* _Task brief_
What is the number of lines containing the word "JSON"? Give that number alone.

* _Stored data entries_

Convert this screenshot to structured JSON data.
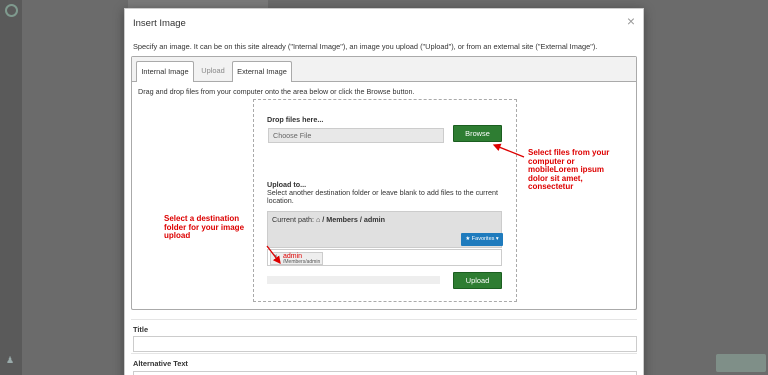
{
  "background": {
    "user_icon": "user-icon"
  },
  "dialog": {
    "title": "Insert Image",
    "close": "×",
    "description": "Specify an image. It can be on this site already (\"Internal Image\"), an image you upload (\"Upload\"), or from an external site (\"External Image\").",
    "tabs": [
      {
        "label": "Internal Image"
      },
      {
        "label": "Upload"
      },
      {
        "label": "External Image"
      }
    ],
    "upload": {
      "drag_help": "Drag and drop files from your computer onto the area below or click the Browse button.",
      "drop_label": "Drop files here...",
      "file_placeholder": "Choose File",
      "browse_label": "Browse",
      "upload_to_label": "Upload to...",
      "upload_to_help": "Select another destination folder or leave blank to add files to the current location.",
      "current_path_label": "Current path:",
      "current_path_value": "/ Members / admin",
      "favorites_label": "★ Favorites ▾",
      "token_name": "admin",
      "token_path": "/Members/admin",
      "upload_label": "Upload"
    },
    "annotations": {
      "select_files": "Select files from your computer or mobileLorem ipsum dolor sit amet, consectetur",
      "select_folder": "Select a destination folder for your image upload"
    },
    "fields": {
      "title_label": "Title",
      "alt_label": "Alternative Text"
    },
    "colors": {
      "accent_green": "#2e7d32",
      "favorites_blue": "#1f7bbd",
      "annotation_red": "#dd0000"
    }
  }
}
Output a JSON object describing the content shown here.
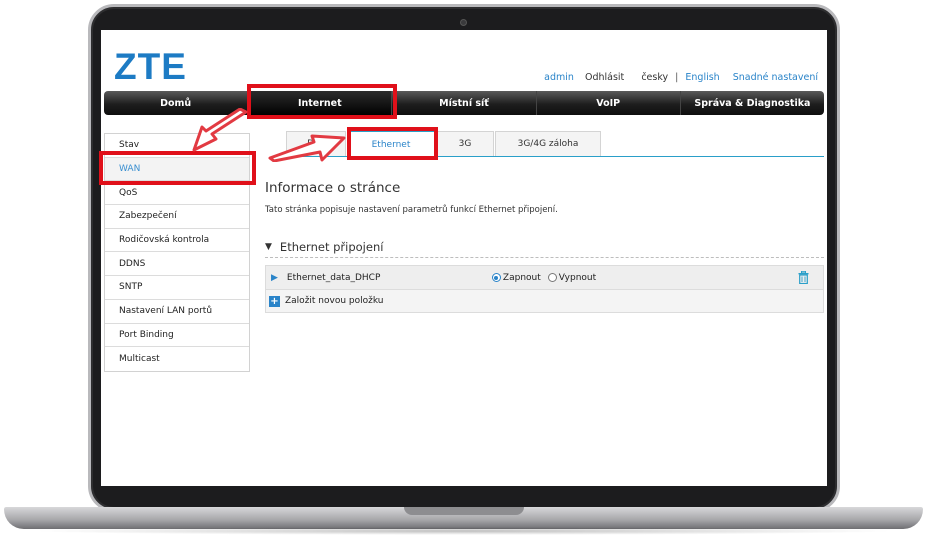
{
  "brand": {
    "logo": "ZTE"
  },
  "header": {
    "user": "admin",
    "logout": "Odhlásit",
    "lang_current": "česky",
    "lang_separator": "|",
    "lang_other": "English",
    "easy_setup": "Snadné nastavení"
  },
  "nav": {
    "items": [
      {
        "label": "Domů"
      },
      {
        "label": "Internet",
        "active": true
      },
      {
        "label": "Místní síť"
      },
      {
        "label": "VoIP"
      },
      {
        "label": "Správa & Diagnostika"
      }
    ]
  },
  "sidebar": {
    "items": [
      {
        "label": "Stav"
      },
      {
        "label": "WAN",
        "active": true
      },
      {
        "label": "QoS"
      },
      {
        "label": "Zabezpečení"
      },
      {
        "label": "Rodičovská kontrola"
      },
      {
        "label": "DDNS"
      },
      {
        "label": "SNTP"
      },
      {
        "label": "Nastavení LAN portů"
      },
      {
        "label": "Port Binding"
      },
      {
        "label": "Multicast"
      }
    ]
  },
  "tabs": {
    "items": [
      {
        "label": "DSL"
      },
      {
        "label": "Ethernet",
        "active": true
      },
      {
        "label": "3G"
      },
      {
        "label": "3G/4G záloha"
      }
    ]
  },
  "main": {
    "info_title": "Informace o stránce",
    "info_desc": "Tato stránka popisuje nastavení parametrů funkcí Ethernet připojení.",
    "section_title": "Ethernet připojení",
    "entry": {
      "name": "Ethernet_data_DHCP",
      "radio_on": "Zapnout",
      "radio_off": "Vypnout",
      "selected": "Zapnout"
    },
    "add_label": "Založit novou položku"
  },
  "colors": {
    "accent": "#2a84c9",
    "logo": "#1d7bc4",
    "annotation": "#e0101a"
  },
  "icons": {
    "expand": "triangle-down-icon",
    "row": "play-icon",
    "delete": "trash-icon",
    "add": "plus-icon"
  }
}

* _Output for this exercise_
2